[Job]
Exactly repeat the material, dropping every picture from the copy.

[Data]
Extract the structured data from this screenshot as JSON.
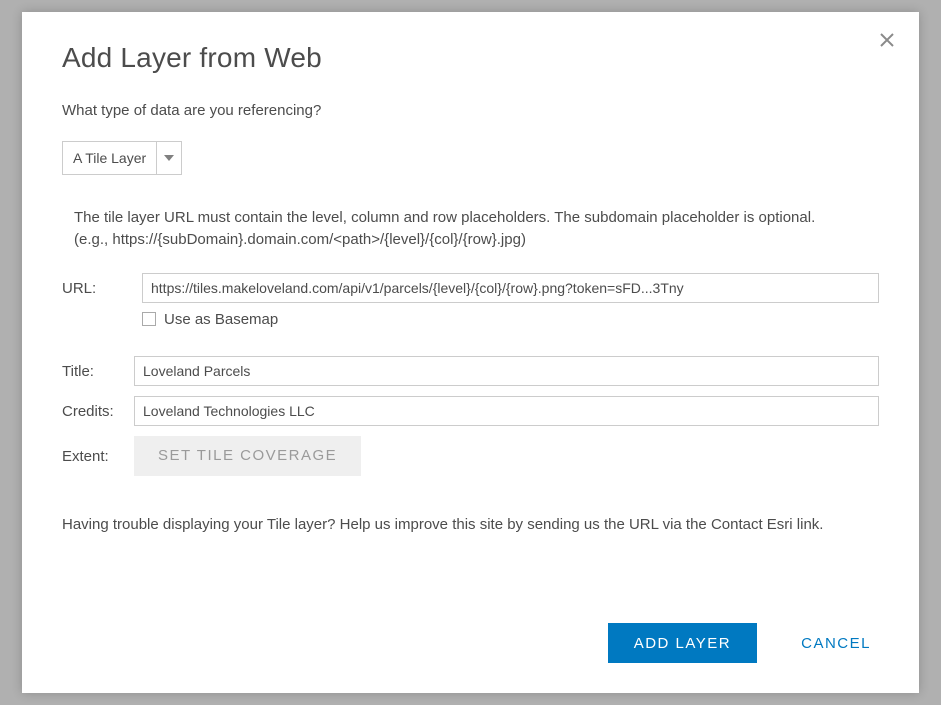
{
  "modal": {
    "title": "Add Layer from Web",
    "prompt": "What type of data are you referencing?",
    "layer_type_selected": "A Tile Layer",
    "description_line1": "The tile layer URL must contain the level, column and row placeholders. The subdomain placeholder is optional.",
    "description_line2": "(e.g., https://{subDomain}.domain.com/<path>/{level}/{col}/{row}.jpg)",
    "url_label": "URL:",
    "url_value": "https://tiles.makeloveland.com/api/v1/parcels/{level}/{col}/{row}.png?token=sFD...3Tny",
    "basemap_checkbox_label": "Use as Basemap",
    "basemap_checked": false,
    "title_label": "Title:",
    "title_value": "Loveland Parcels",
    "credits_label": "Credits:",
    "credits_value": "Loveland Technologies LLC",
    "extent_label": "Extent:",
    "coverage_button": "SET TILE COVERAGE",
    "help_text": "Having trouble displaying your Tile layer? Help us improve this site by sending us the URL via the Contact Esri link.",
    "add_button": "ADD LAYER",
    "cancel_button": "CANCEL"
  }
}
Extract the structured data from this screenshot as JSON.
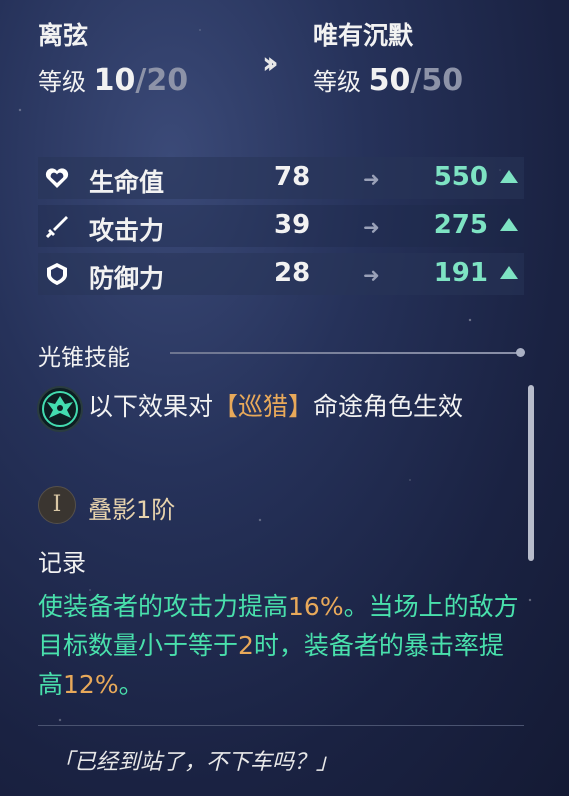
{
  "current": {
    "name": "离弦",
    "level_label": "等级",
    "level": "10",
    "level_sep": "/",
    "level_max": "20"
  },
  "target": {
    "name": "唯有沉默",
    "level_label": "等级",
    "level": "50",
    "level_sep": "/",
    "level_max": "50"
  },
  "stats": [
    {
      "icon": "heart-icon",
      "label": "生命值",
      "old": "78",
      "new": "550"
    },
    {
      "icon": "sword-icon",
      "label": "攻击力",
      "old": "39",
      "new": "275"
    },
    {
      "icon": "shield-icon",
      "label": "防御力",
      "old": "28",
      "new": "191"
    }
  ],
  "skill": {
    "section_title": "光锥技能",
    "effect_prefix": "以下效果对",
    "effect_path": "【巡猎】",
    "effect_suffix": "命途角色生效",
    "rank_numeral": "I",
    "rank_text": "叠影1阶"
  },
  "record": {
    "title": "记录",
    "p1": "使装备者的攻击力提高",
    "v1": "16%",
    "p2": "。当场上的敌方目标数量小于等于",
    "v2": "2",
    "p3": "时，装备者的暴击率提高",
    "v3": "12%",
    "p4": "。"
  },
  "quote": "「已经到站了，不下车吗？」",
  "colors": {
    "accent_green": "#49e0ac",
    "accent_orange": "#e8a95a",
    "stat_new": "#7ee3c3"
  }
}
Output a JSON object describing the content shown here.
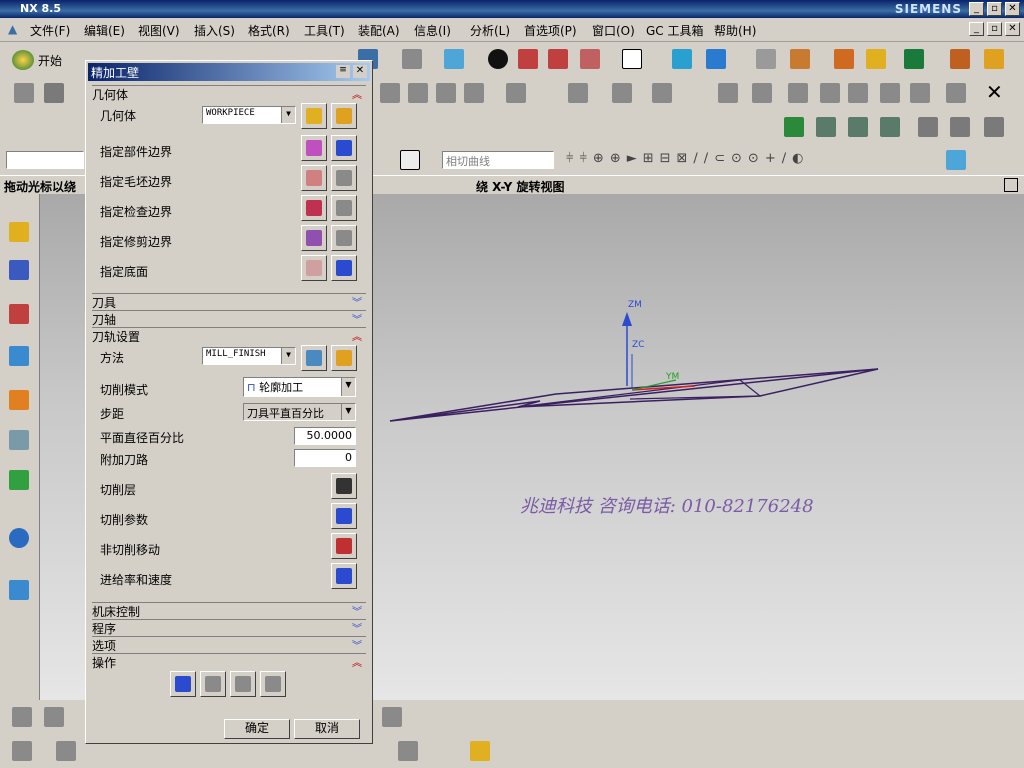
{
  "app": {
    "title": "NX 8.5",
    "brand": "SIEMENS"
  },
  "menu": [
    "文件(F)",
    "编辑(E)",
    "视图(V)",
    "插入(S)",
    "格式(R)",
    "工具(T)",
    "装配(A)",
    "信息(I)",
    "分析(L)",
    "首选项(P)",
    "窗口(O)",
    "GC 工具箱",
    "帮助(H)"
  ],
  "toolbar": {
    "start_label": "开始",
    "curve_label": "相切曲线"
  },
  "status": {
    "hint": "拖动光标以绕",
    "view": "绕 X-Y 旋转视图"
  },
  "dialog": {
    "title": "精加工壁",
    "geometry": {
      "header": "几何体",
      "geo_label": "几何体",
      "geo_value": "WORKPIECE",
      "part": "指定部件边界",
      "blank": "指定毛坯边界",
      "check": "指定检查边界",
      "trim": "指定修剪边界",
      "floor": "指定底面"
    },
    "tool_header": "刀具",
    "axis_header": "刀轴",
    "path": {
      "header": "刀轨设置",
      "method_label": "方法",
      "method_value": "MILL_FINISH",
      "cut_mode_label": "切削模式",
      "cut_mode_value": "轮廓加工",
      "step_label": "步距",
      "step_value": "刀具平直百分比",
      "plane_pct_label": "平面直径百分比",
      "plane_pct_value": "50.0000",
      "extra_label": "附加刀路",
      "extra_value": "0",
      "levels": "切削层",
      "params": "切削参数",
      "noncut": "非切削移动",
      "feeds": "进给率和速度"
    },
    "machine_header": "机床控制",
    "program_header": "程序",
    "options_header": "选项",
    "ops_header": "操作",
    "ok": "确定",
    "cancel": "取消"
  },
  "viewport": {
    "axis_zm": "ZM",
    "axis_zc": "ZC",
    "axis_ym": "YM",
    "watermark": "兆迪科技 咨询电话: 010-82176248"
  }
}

[Result for this exercise]
Extract the structured data from this screenshot as JSON.
{
  "modal": {
    "title": "Add Layer from Web",
    "prompt": "What type of data are you referencing?",
    "layer_type_selected": "A Tile Layer",
    "description_line1": "The tile layer URL must contain the level, column and row placeholders. The subdomain placeholder is optional.",
    "description_line2": "(e.g., https://{subDomain}.domain.com/<path>/{level}/{col}/{row}.jpg)",
    "url_label": "URL:",
    "url_value": "https://tiles.makeloveland.com/api/v1/parcels/{level}/{col}/{row}.png?token=sFD...3Tny",
    "basemap_checkbox_label": "Use as Basemap",
    "basemap_checked": false,
    "title_label": "Title:",
    "title_value": "Loveland Parcels",
    "credits_label": "Credits:",
    "credits_value": "Loveland Technologies LLC",
    "extent_label": "Extent:",
    "coverage_button": "SET TILE COVERAGE",
    "help_text": "Having trouble displaying your Tile layer? Help us improve this site by sending us the URL via the Contact Esri link.",
    "add_button": "ADD LAYER",
    "cancel_button": "CANCEL"
  }
}
Extract the structured data from this screenshot as JSON.
{
  "current": {
    "name": "离弦",
    "level_label": "等级",
    "level": "10",
    "level_sep": "/",
    "level_max": "20"
  },
  "target": {
    "name": "唯有沉默",
    "level_label": "等级",
    "level": "50",
    "level_sep": "/",
    "level_max": "50"
  },
  "stats": [
    {
      "icon": "heart-icon",
      "label": "生命值",
      "old": "78",
      "new": "550"
    },
    {
      "icon": "sword-icon",
      "label": "攻击力",
      "old": "39",
      "new": "275"
    },
    {
      "icon": "shield-icon",
      "label": "防御力",
      "old": "28",
      "new": "191"
    }
  ],
  "skill": {
    "section_title": "光锥技能",
    "effect_prefix": "以下效果对",
    "effect_path": "【巡猎】",
    "effect_suffix": "命途角色生效",
    "rank_numeral": "I",
    "rank_text": "叠影1阶"
  },
  "record": {
    "title": "记录",
    "p1": "使装备者的攻击力提高",
    "v1": "16%",
    "p2": "。当场上的敌方目标数量小于等于",
    "v2": "2",
    "p3": "时，装备者的暴击率提高",
    "v3": "12%",
    "p4": "。"
  },
  "quote": "「已经到站了，不下车吗？」",
  "colors": {
    "accent_green": "#49e0ac",
    "accent_orange": "#e8a95a",
    "stat_new": "#7ee3c3"
  }
}
Output a JSON object describing the content shown here.
{
  "app": {
    "title": "NX 8.5",
    "brand": "SIEMENS"
  },
  "menu": [
    "文件(F)",
    "编辑(E)",
    "视图(V)",
    "插入(S)",
    "格式(R)",
    "工具(T)",
    "装配(A)",
    "信息(I)",
    "分析(L)",
    "首选项(P)",
    "窗口(O)",
    "GC 工具箱",
    "帮助(H)"
  ],
  "toolbar": {
    "start_label": "开始",
    "curve_label": "相切曲线"
  },
  "status": {
    "hint": "拖动光标以绕",
    "view": "绕 X-Y 旋转视图"
  },
  "dialog": {
    "title": "精加工壁",
    "geometry": {
      "header": "几何体",
      "geo_label": "几何体",
      "geo_value": "WORKPIECE",
      "part": "指定部件边界",
      "blank": "指定毛坯边界",
      "check": "指定检查边界",
      "trim": "指定修剪边界",
      "floor": "指定底面"
    },
    "tool_header": "刀具",
    "axis_header": "刀轴",
    "path": {
      "header": "刀轨设置",
      "method_label": "方法",
      "method_value": "MILL_FINISH",
      "cut_mode_label": "切削模式",
      "cut_mode_value": "轮廓加工",
      "step_label": "步距",
      "step_value": "刀具平直百分比",
      "plane_pct_label": "平面直径百分比",
      "plane_pct_value": "50.0000",
      "extra_label": "附加刀路",
      "extra_value": "0",
      "levels": "切削层",
      "params": "切削参数",
      "noncut": "非切削移动",
      "feeds": "进给率和速度"
    },
    "machine_header": "机床控制",
    "program_header": "程序",
    "options_header": "选项",
    "ops_header": "操作",
    "ok": "确定",
    "cancel": "取消"
  },
  "viewport": {
    "axis_zm": "ZM",
    "axis_zc": "ZC",
    "axis_ym": "YM",
    "watermark": "兆迪科技 咨询电话: 010-82176248"
  }
}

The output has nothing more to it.